╭─ EXCERPT

From: Jukka K. Korpela (jkorpela@cs.tut.fi)
Date: Mon Aug 09 2010 - 13:21:13 CDT
John H. Jenkins wrote:
> The basic idea is that "plain text" is the minimum amount of
> information to process the given language in a "normal" way.
That's a bit vague. We don't normally "process" languages; we read texts. 
Whether font or color variation is essential for understanding really 
depends on the author's purposes and choices, not on language,
> FOR
> EXAMPLE, ALTHOUGH ENGLISH CAN BE WRITTEN IN ALL-CAPS, IT USUALLY
> ISN'T, AND DOING IT LOOKS WRONG.
I wouldn't say it looks wrong. Surely it is often typographically poor or 
just stupid, but it might be a consequence of technical limitations (there 
are still loads of systems that make no case distinction in texts, so in any 
relevant aspect, they are effectively "uppercase-only"), and all-caps 
English is quite understandable, though boring to read, provided that some 
precautions are made by writers.
> We therefore have both upper- and
> lower-case letters for English.
It's just a distinction that you _can_ (and usually do) make in plain text 
English. It's not an inherent distinction: all-caps English is still 
English, though poorly written by modern standards.
> Arabic, on the other hand, absolutely must have some way of allowing
> for different letter shapes in different contexts, or it looks just
> wrong, so Arabic "plain text" must have facility to allow for that,
> either by explicitly having different characters for the different
> shapes the letters take, or by providing a default layout algorithm
> that defines them.
But "layout algorithms" are not part of character encoding or part of the 
definition of "plain text". It's not OK to render plain text Arabic, encoded 
at logical level (i.e., letters encoded abstractly and not as contextual 
forms), in a simplistic manner that uses a one letter - one glyph model. But 
that's not part of the definition of "plain text" at all.
> Yes, there are issues which end up being judgment calls, and it's
> easy to come up with cases where you can't really capture the full
> semantic intent of the author without what Unicode calls "rich text."

╰─
╭─ STORED RECORDS

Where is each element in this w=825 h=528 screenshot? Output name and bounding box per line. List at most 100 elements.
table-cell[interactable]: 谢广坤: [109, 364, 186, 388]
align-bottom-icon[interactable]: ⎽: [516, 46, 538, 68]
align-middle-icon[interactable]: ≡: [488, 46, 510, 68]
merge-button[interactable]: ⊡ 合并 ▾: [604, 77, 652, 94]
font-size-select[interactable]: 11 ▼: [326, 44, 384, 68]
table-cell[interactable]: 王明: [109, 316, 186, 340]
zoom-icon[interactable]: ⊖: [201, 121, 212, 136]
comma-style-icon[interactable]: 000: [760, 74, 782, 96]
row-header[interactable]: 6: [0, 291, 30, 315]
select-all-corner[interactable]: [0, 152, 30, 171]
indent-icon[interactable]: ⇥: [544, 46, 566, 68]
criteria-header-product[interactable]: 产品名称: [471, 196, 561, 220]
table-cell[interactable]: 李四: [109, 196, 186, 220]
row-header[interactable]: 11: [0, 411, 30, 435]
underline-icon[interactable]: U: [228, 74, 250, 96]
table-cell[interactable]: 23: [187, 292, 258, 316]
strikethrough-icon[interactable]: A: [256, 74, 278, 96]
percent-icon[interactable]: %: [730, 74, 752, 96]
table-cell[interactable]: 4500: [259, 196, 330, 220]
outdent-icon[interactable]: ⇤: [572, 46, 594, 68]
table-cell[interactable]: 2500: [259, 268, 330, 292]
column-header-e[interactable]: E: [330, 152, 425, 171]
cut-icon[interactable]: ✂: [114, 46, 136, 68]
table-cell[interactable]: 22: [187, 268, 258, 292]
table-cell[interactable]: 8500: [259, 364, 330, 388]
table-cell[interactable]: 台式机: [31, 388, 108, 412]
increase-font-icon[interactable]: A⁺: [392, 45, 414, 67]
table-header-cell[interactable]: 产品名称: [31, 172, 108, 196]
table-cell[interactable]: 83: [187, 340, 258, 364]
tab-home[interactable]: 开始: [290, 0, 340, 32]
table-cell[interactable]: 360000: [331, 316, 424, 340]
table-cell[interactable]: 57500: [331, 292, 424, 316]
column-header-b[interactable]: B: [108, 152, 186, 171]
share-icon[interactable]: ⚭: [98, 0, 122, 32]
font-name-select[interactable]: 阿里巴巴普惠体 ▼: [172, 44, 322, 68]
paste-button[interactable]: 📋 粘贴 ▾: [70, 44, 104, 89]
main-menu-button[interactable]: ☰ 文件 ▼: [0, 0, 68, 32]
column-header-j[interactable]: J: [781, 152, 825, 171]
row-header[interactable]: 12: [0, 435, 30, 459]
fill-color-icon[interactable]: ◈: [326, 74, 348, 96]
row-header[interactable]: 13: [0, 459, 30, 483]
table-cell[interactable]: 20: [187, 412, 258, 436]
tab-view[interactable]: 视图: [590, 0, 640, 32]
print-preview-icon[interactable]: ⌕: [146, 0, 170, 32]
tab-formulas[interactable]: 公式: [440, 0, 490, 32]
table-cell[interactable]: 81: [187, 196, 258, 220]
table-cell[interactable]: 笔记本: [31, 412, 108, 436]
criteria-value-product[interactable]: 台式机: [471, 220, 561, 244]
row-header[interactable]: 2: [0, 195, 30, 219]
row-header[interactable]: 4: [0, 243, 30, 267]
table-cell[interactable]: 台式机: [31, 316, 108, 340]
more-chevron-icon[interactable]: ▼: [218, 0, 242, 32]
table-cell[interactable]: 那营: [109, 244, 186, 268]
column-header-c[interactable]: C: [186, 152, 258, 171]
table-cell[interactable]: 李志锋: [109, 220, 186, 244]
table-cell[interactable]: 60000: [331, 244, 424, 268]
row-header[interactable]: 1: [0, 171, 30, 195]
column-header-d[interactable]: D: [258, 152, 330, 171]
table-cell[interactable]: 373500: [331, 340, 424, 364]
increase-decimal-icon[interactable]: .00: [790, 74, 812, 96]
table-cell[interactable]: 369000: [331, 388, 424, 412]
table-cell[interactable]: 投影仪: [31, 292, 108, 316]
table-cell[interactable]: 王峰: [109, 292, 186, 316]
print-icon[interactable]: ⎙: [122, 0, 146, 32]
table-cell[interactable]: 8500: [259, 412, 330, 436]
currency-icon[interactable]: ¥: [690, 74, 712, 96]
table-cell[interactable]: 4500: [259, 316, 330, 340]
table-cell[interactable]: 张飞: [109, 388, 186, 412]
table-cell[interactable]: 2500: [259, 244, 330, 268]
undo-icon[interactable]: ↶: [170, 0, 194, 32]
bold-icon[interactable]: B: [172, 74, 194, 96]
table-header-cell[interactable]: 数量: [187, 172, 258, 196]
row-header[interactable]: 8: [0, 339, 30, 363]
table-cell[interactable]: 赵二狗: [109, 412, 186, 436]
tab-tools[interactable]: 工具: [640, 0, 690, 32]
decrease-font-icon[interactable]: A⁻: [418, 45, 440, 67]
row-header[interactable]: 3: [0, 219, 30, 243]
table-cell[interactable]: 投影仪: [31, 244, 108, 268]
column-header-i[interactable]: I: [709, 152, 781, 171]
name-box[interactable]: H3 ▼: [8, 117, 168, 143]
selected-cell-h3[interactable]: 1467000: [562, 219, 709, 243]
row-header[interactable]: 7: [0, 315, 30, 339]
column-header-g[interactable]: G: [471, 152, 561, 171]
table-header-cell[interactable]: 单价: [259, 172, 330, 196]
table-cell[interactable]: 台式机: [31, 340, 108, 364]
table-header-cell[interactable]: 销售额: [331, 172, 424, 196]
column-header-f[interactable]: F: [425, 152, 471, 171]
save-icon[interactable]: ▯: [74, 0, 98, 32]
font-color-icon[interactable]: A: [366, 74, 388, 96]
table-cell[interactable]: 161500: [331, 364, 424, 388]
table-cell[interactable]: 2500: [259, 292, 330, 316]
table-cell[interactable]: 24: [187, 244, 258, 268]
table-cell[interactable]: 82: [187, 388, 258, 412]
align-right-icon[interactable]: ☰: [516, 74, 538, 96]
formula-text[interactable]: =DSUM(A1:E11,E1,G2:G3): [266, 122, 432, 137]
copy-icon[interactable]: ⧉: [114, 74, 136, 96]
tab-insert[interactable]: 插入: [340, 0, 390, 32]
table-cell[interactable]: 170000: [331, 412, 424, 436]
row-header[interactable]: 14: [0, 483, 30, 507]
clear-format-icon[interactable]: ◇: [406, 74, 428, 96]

╰─

## WHAT IS BEING ASKED
Repeat the passage of the message about plain text starting at "That's a bit" and ending at "made by writers.", switching "boring" to "tedious".

## FINAL ANSWER
That's a bit vague. We don't normally "process" languages; we read texts. 
Whether font or color variation is essential for understanding really 
depends on the author's purposes and choices, not on language,
> FOR
> EXAMPLE, ALTHOUGH ENGLISH CAN BE WRITTEN IN ALL-CAPS, IT USUALLY
> ISN'T, AND DOING IT LOOKS WRONG.
I wouldn't say it looks wrong. Surely it is often typographically poor or 
just stupid, but it might be a consequence of technical limitations (there 
are still loads of systems that make no case distinction in texts, so in any 
relevant aspect, they are effectively "uppercase-only"), and all-caps 
English is quite understandable, though tedious to read, provided that some 
precautions are made by writers.